▸ **EXERCISE INSTRUCTIONS**
Find each line with the word "name" and say how many there are, nothing else.

▸ **SUPPLIED MATERIAL**
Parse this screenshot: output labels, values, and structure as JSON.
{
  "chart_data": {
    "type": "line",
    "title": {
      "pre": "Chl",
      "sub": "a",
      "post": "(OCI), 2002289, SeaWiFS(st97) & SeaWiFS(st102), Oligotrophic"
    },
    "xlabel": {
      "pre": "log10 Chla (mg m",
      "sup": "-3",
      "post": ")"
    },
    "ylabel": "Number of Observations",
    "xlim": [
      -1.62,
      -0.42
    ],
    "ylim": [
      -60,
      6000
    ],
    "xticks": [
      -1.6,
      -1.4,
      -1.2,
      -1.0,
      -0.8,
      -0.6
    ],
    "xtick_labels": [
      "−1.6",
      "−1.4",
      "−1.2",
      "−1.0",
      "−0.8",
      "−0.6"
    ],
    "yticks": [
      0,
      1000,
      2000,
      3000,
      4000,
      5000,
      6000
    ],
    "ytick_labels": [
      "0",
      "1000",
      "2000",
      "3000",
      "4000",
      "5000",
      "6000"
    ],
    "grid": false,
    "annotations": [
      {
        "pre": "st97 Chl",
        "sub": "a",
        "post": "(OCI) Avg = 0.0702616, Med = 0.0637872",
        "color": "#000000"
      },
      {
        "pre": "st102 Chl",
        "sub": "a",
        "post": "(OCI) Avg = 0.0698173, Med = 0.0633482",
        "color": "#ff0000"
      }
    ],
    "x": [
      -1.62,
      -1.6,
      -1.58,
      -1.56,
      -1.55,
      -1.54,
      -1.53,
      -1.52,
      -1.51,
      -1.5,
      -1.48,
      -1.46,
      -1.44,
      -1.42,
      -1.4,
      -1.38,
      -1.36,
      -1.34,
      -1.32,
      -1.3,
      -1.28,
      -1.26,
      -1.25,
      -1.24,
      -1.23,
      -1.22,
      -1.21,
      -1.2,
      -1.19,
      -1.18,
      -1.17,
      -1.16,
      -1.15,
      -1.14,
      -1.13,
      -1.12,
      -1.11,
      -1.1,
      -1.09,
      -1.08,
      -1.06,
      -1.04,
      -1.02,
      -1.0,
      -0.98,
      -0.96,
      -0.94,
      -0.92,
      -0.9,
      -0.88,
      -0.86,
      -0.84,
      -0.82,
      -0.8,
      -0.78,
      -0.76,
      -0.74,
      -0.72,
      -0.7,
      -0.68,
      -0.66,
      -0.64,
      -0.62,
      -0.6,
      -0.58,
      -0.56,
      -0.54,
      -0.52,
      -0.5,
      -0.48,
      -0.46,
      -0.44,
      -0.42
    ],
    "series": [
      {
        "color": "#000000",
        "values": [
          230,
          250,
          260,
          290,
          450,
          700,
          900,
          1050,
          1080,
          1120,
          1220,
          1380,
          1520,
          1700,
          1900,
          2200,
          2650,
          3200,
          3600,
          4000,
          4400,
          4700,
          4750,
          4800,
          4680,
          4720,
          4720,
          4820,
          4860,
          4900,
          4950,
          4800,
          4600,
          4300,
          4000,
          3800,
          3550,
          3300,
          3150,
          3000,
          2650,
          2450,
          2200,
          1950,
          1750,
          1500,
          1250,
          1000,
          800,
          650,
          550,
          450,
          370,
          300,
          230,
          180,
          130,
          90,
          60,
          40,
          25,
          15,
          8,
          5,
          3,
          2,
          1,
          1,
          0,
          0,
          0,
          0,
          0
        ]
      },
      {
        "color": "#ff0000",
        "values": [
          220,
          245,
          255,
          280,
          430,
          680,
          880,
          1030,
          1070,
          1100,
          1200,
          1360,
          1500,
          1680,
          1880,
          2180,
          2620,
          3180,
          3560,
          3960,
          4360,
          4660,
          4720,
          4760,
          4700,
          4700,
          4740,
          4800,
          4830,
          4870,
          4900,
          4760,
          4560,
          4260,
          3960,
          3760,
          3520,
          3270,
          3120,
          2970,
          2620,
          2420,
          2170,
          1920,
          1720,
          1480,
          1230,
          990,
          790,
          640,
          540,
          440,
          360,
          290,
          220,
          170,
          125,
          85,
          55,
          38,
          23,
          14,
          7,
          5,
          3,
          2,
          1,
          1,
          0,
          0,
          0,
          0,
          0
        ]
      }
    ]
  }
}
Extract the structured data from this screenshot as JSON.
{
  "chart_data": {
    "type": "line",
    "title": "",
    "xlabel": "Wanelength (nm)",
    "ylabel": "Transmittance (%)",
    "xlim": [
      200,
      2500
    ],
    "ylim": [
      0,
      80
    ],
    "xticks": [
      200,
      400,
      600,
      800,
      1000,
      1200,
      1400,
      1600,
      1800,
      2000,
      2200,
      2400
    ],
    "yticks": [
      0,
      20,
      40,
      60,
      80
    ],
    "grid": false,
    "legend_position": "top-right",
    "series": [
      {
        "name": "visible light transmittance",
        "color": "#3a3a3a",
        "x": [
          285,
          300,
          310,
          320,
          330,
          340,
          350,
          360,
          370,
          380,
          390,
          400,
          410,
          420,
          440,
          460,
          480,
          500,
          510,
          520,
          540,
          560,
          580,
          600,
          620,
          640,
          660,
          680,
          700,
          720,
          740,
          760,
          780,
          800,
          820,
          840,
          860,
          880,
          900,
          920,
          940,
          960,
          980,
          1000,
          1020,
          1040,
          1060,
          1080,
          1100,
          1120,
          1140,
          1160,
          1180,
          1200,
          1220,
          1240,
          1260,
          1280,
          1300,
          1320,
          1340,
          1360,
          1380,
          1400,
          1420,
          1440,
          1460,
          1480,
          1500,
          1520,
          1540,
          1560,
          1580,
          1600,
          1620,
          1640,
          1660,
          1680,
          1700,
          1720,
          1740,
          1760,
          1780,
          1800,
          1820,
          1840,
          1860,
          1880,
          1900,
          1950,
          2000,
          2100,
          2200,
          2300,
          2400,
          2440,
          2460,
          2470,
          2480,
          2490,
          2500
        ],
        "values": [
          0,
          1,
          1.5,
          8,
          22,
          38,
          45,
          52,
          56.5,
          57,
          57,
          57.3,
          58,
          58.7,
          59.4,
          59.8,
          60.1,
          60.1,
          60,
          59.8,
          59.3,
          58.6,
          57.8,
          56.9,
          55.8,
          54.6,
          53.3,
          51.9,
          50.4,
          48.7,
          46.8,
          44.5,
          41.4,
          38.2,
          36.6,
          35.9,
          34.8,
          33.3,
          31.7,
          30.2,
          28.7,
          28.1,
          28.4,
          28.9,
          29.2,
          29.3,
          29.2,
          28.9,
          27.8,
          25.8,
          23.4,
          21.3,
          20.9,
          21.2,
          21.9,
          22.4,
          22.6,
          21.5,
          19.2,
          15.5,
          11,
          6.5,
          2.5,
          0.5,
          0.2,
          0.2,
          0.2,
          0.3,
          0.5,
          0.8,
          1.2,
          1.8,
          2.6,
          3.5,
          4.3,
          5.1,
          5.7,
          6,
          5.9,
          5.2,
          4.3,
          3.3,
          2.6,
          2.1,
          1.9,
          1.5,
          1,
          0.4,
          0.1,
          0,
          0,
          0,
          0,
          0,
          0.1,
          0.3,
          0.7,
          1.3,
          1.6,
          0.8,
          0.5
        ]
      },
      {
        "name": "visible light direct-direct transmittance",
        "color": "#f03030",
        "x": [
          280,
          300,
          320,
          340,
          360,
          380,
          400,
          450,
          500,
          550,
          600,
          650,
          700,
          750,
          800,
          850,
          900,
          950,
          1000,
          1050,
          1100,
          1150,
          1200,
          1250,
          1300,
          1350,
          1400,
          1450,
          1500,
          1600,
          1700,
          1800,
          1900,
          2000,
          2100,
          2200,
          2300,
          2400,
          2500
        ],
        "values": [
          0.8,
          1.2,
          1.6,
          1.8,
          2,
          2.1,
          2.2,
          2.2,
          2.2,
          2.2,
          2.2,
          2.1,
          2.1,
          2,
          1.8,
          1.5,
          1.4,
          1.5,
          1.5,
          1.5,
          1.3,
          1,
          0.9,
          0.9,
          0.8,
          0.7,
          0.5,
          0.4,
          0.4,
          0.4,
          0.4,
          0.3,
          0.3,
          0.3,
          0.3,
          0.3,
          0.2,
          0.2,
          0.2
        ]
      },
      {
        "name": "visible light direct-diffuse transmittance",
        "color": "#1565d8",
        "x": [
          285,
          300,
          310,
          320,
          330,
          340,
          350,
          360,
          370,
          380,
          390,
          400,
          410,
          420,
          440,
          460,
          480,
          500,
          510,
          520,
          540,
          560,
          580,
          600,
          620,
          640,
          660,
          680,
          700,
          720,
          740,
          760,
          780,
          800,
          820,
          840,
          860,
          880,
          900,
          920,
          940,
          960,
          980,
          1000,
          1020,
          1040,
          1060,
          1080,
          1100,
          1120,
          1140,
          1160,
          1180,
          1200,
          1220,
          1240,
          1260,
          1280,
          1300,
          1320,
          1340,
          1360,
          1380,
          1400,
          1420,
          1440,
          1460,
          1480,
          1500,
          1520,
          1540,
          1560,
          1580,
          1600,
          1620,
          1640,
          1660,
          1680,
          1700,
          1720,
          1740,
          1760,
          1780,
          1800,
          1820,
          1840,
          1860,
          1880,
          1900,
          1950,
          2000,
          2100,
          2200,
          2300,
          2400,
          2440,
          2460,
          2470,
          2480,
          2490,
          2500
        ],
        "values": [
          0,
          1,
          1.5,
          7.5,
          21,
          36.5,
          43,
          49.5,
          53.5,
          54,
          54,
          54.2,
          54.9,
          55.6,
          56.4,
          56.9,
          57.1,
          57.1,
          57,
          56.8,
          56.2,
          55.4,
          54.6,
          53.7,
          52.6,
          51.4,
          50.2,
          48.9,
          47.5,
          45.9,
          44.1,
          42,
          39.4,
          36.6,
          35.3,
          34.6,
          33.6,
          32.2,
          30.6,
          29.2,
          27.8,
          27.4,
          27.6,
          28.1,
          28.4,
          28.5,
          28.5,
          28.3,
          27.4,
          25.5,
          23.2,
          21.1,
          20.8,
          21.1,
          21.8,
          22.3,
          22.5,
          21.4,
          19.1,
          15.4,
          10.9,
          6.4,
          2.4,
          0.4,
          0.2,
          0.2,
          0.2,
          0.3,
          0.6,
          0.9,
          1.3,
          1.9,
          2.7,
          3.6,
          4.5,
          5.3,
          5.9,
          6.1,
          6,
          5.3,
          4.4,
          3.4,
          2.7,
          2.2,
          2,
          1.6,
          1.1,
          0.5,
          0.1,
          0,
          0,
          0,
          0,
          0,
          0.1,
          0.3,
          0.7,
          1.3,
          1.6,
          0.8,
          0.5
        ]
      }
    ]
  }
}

▸ **SOLVED EXERCISE**
3